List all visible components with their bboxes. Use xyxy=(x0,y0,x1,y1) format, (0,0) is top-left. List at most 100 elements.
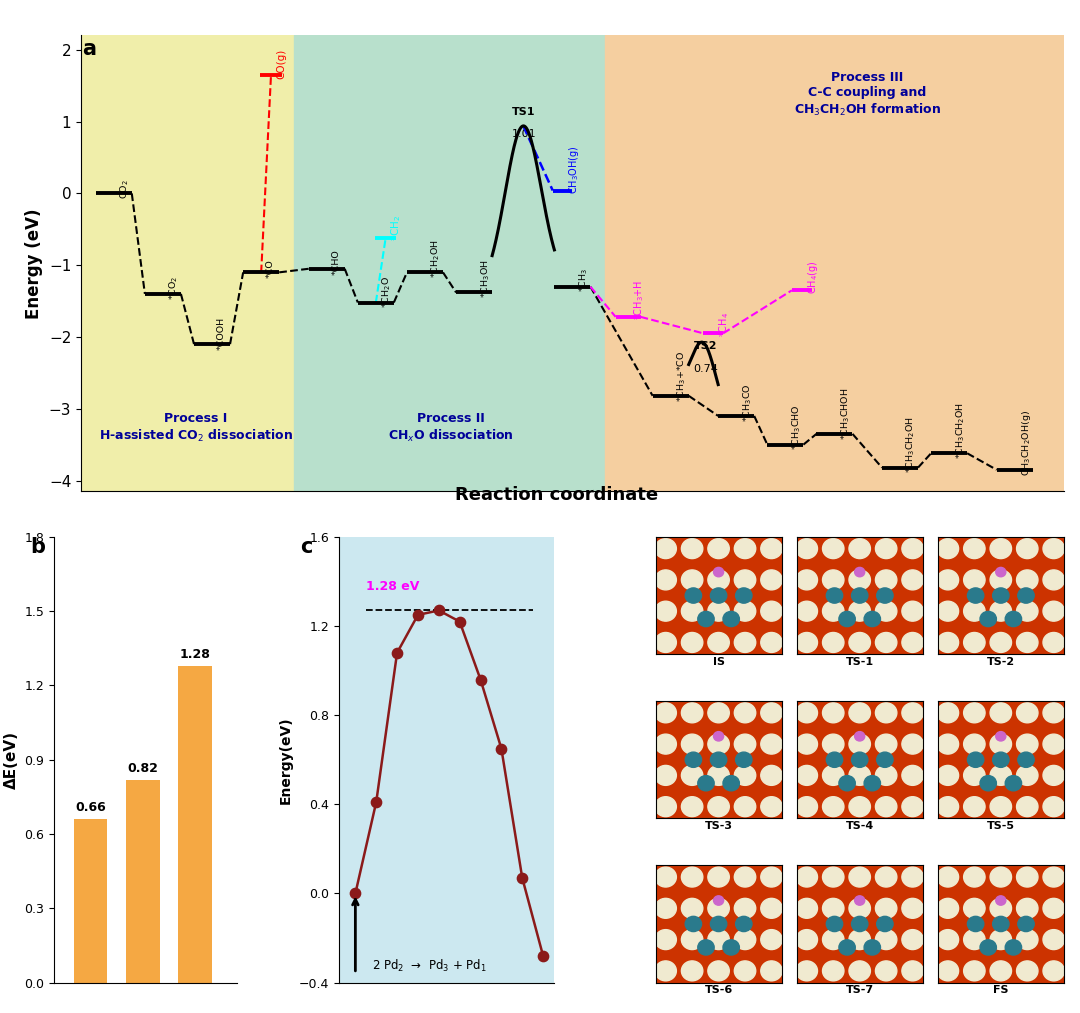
Circle shape xyxy=(714,895,724,906)
Circle shape xyxy=(864,940,880,955)
Circle shape xyxy=(968,917,984,932)
Circle shape xyxy=(796,539,818,558)
X-axis label: TS-3: TS-3 xyxy=(704,822,732,832)
Circle shape xyxy=(990,539,1012,558)
Circle shape xyxy=(1016,796,1038,816)
Circle shape xyxy=(681,703,703,723)
X-axis label: TS-1: TS-1 xyxy=(846,657,874,667)
Circle shape xyxy=(839,612,855,627)
Circle shape xyxy=(1005,612,1022,627)
Point xyxy=(472,672,489,688)
Circle shape xyxy=(723,612,740,627)
Point xyxy=(492,741,510,757)
Circle shape xyxy=(990,766,1012,785)
Circle shape xyxy=(734,961,756,981)
Circle shape xyxy=(990,961,1012,981)
Circle shape xyxy=(714,731,724,741)
Circle shape xyxy=(654,961,676,981)
X-axis label: IS: IS xyxy=(713,657,725,667)
Circle shape xyxy=(707,703,729,723)
Text: TS1: TS1 xyxy=(512,107,536,118)
Circle shape xyxy=(937,930,959,949)
Circle shape xyxy=(849,703,870,723)
Circle shape xyxy=(849,930,870,949)
Circle shape xyxy=(685,588,702,603)
Circle shape xyxy=(851,752,868,768)
Text: *CH$_3$: *CH$_3$ xyxy=(578,268,590,293)
Text: *CO$_2$: *CO$_2$ xyxy=(167,276,180,300)
Circle shape xyxy=(993,588,1009,603)
Circle shape xyxy=(1016,539,1038,558)
Circle shape xyxy=(1016,734,1038,754)
Circle shape xyxy=(711,917,727,932)
Circle shape xyxy=(734,570,756,590)
Circle shape xyxy=(707,570,729,590)
Circle shape xyxy=(876,766,896,785)
Circle shape xyxy=(990,703,1012,723)
Point xyxy=(389,644,406,660)
Circle shape xyxy=(654,867,676,887)
Circle shape xyxy=(823,601,843,621)
Circle shape xyxy=(849,539,870,558)
Circle shape xyxy=(760,703,782,723)
Text: *CH$_2$O: *CH$_2$O xyxy=(381,277,393,308)
Circle shape xyxy=(993,752,1009,768)
Circle shape xyxy=(826,752,842,768)
Text: *CH$_3$+*CO: *CH$_3$+*CO xyxy=(676,350,688,401)
Text: CH$_4$(g): CH$_4$(g) xyxy=(806,260,820,294)
Circle shape xyxy=(937,539,959,558)
Circle shape xyxy=(849,867,870,887)
Circle shape xyxy=(963,867,985,887)
Circle shape xyxy=(980,612,997,627)
Circle shape xyxy=(714,567,724,576)
Circle shape xyxy=(707,766,729,785)
Circle shape xyxy=(654,632,676,652)
Circle shape xyxy=(1016,601,1038,621)
Circle shape xyxy=(990,867,1012,887)
Circle shape xyxy=(849,766,870,785)
Circle shape xyxy=(734,867,756,887)
Circle shape xyxy=(849,899,870,919)
Circle shape xyxy=(1016,899,1038,919)
Circle shape xyxy=(990,601,1012,621)
Circle shape xyxy=(990,734,1012,754)
Circle shape xyxy=(990,796,1012,816)
Circle shape xyxy=(734,734,756,754)
Text: Process I
H-assisted CO$_2$ dissociation: Process I H-assisted CO$_2$ dissociation xyxy=(98,412,293,444)
Circle shape xyxy=(1043,961,1065,981)
Circle shape xyxy=(877,917,893,932)
Circle shape xyxy=(823,961,843,981)
Bar xyxy=(81,35,294,491)
Circle shape xyxy=(1043,796,1065,816)
Circle shape xyxy=(1016,867,1038,887)
Circle shape xyxy=(990,930,1012,949)
Text: a: a xyxy=(82,40,96,59)
X-axis label: TS-7: TS-7 xyxy=(846,986,874,996)
Circle shape xyxy=(796,930,818,949)
Circle shape xyxy=(990,632,1012,652)
Circle shape xyxy=(681,867,703,887)
Circle shape xyxy=(711,588,727,603)
Circle shape xyxy=(1043,539,1065,558)
Circle shape xyxy=(796,703,818,723)
Circle shape xyxy=(796,632,818,652)
Circle shape xyxy=(760,930,782,949)
Circle shape xyxy=(654,734,676,754)
Text: CO$_2$: CO$_2$ xyxy=(119,179,131,200)
Circle shape xyxy=(760,766,782,785)
Circle shape xyxy=(990,899,1012,919)
Circle shape xyxy=(654,570,676,590)
Circle shape xyxy=(1043,766,1065,785)
Circle shape xyxy=(1043,632,1065,652)
Text: *CO: *CO xyxy=(266,259,275,279)
Point xyxy=(535,948,552,964)
Circle shape xyxy=(734,766,756,785)
Circle shape xyxy=(902,766,923,785)
Circle shape xyxy=(823,734,843,754)
Text: *CH$_2$: *CH$_2$ xyxy=(390,216,404,241)
Y-axis label: Energy (eV): Energy (eV) xyxy=(25,208,43,319)
Circle shape xyxy=(937,766,959,785)
Circle shape xyxy=(796,570,818,590)
Circle shape xyxy=(796,601,818,621)
Point xyxy=(367,794,384,810)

§ What is needed: Reproduce the entries from the line containing "Circle shape xyxy=(714,895,724,906)" through the line containing "Circle shape xyxy=(711,917,727,932)", including both of those lines.

§ Expected answer:
Circle shape xyxy=(714,895,724,906)
Circle shape xyxy=(864,940,880,955)
Circle shape xyxy=(968,917,984,932)
Circle shape xyxy=(796,539,818,558)
X-axis label: TS-3: TS-3 xyxy=(704,822,732,832)
Circle shape xyxy=(990,539,1012,558)
Circle shape xyxy=(1016,796,1038,816)
Circle shape xyxy=(681,703,703,723)
X-axis label: TS-1: TS-1 xyxy=(846,657,874,667)
Circle shape xyxy=(839,612,855,627)
Circle shape xyxy=(1005,612,1022,627)
Point xyxy=(472,672,489,688)
Circle shape xyxy=(723,612,740,627)
Point xyxy=(492,741,510,757)
Circle shape xyxy=(990,766,1012,785)
Circle shape xyxy=(734,961,756,981)
Circle shape xyxy=(990,961,1012,981)
Circle shape xyxy=(714,731,724,741)
Circle shape xyxy=(654,961,676,981)
X-axis label: IS: IS xyxy=(713,657,725,667)
Circle shape xyxy=(707,703,729,723)
Text: TS1: TS1 xyxy=(512,107,536,118)
Circle shape xyxy=(937,930,959,949)
Circle shape xyxy=(849,703,870,723)
Circle shape xyxy=(849,930,870,949)
Circle shape xyxy=(685,588,702,603)
Circle shape xyxy=(851,752,868,768)
Text: *CH$_3$: *CH$_3$ xyxy=(578,268,590,293)
Text: *CO$_2$: *CO$_2$ xyxy=(167,276,180,300)
Circle shape xyxy=(993,588,1009,603)
Circle shape xyxy=(1016,539,1038,558)
Circle shape xyxy=(1016,734,1038,754)
Circle shape xyxy=(711,917,727,932)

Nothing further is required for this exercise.